BRIEF
Provide the data again in its entirety, exactly as given.

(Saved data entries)
- - - - -

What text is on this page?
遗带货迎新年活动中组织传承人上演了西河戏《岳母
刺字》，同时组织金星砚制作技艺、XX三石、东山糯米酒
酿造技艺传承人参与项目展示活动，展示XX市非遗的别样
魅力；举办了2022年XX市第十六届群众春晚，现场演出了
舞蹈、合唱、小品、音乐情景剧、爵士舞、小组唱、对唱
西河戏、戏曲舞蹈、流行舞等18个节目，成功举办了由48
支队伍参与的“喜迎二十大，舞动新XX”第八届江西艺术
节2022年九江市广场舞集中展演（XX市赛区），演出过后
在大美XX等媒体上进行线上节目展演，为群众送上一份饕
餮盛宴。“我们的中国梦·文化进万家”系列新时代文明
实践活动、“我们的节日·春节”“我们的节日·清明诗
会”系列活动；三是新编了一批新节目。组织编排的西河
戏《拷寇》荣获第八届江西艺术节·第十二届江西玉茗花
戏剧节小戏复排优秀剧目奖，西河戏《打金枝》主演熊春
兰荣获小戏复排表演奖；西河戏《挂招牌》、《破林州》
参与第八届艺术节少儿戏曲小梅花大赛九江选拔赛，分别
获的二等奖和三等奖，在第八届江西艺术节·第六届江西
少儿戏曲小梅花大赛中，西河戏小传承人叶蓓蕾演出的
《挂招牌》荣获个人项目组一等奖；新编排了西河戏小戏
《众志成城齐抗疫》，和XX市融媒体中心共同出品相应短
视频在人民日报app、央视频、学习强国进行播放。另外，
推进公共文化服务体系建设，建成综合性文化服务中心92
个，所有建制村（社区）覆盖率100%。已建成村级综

- - - - -

RESULT BELOW
What text is on this page?
遗带货迎新年活动中组织传承人上演了西河戏《岳母
刺字》，同时组织金星砚制作技艺、XX三石、东山糯米酒
酿造技艺传承人参与项目展示活动，展示XX市非遗的别样
魅力；举办了2022年XX市第十六届群众春晚，现场演出了
舞蹈、合唱、小品、音乐情景剧、爵士舞、小组唱、对唱
西河戏、戏曲舞蹈、流行舞等18个节目，成功举办了由48
支队伍参与的“喜迎二十大，舞动新XX”第八届江西艺术
节2022年九江市广场舞集中展演（XX市赛区），演出过后
在大美XX等媒体上进行线上节目展演，为群众送上一份饕
餮盛宴。“我们的中国梦·文化进万家”系列新时代文明
实践活动、“我们的节日·春节”“我们的节日·清明诗
会”系列活动；三是新编了一批新节目。组织编排的西河
戏《拷寇》荣获第八届江西艺术节·第十二届江西玉茗花
戏剧节小戏复排优秀剧目奖，西河戏《打金枝》主演熊春
兰荣获小戏复排表演奖；西河戏《挂招牌》、《破林州》
参与第八届艺术节少儿戏曲小梅花大赛九江选拔赛，分别
获的二等奖和三等奖，在第八届江西艺术节·第六届江西
少儿戏曲小梅花大赛中，西河戏小传承人叶蓓蕾演出的
《挂招牌》荣获个人项目组一等奖；新编排了西河戏小戏
《众志成城齐抗疫》，和XX市融媒体中心共同出品相应短
视频在人民日报app、央视频、学习强国进行播放。另外，
推进公共文化服务体系建设，建成综合性文化服务中心92
个，所有建制村（社区）覆盖率100%。已建成村级综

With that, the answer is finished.